#### [Required work]
Write out each line that follows exactly as it stands, without the pictures.

--- START Records provided ---

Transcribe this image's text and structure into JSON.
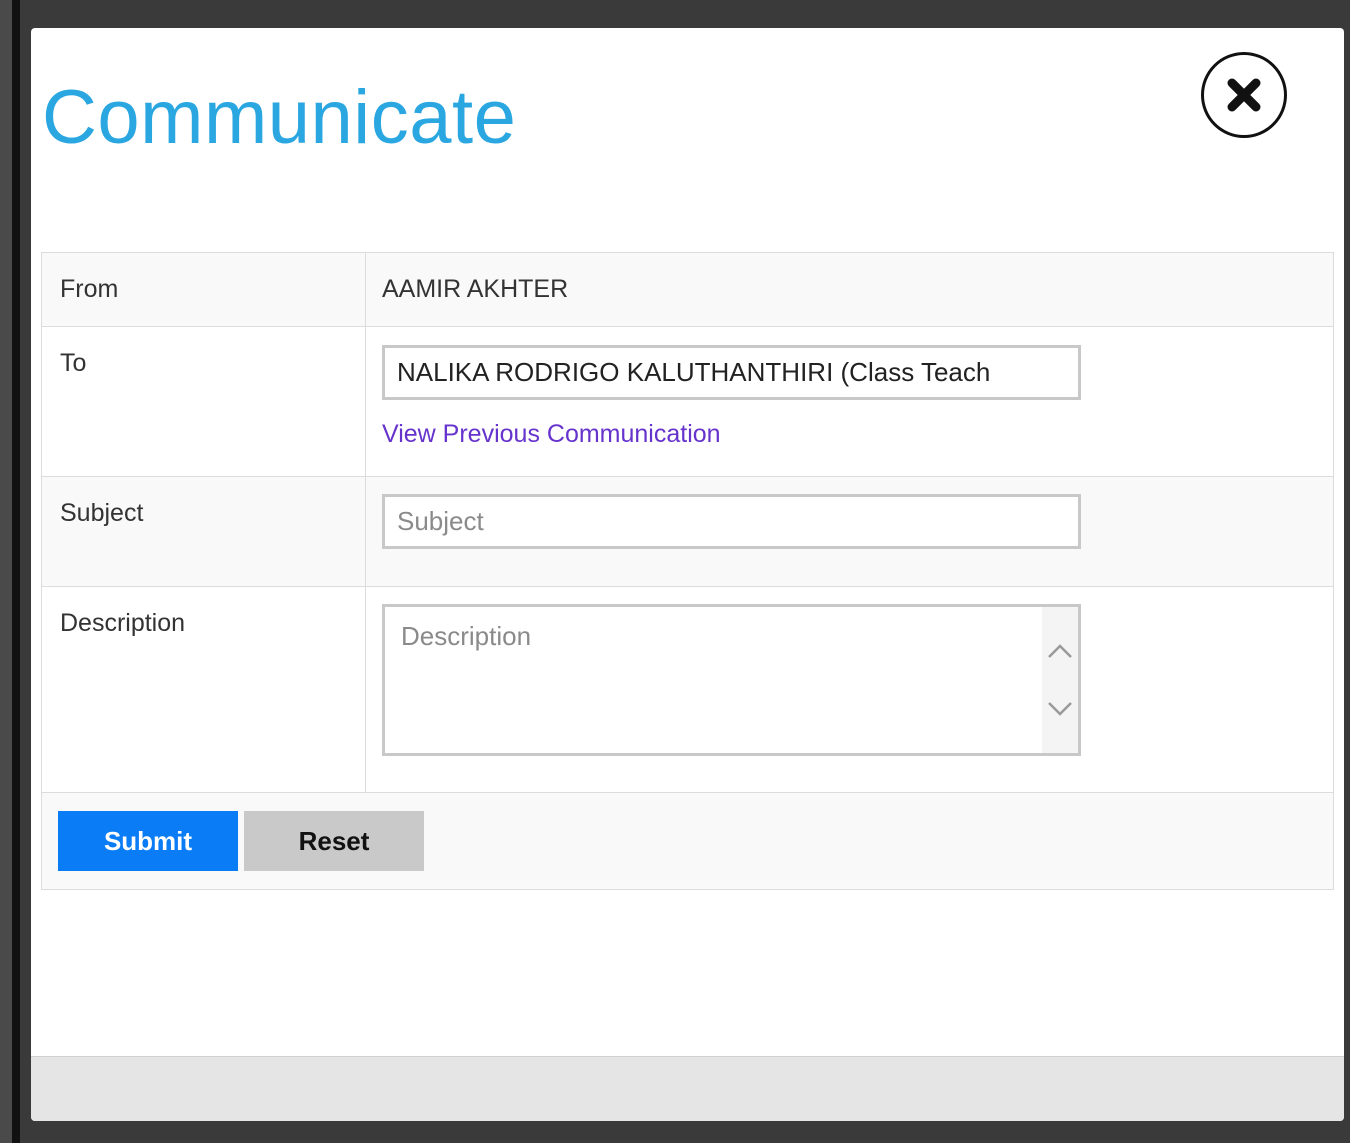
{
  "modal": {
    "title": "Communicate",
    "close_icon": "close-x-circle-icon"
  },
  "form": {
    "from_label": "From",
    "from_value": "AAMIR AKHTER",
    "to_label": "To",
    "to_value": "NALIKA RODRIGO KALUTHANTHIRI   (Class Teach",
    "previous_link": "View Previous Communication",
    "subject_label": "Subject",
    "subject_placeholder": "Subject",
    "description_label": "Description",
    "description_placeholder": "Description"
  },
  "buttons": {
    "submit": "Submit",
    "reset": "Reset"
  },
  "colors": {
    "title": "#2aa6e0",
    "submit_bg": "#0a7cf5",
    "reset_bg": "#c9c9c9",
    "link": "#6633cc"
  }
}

--- END Records provided ---

#### [Exercise result]
Transcribe this image's text and structure into JSON.
{
  "modal": {
    "title": "Communicate",
    "close_icon": "close-x-circle-icon"
  },
  "form": {
    "from_label": "From",
    "from_value": "AAMIR AKHTER",
    "to_label": "To",
    "to_value": "NALIKA RODRIGO KALUTHANTHIRI   (Class Teach",
    "previous_link": "View Previous Communication",
    "subject_label": "Subject",
    "subject_placeholder": "Subject",
    "description_label": "Description",
    "description_placeholder": "Description"
  },
  "buttons": {
    "submit": "Submit",
    "reset": "Reset"
  },
  "colors": {
    "title": "#2aa6e0",
    "submit_bg": "#0a7cf5",
    "reset_bg": "#c9c9c9",
    "link": "#6633cc"
  }
}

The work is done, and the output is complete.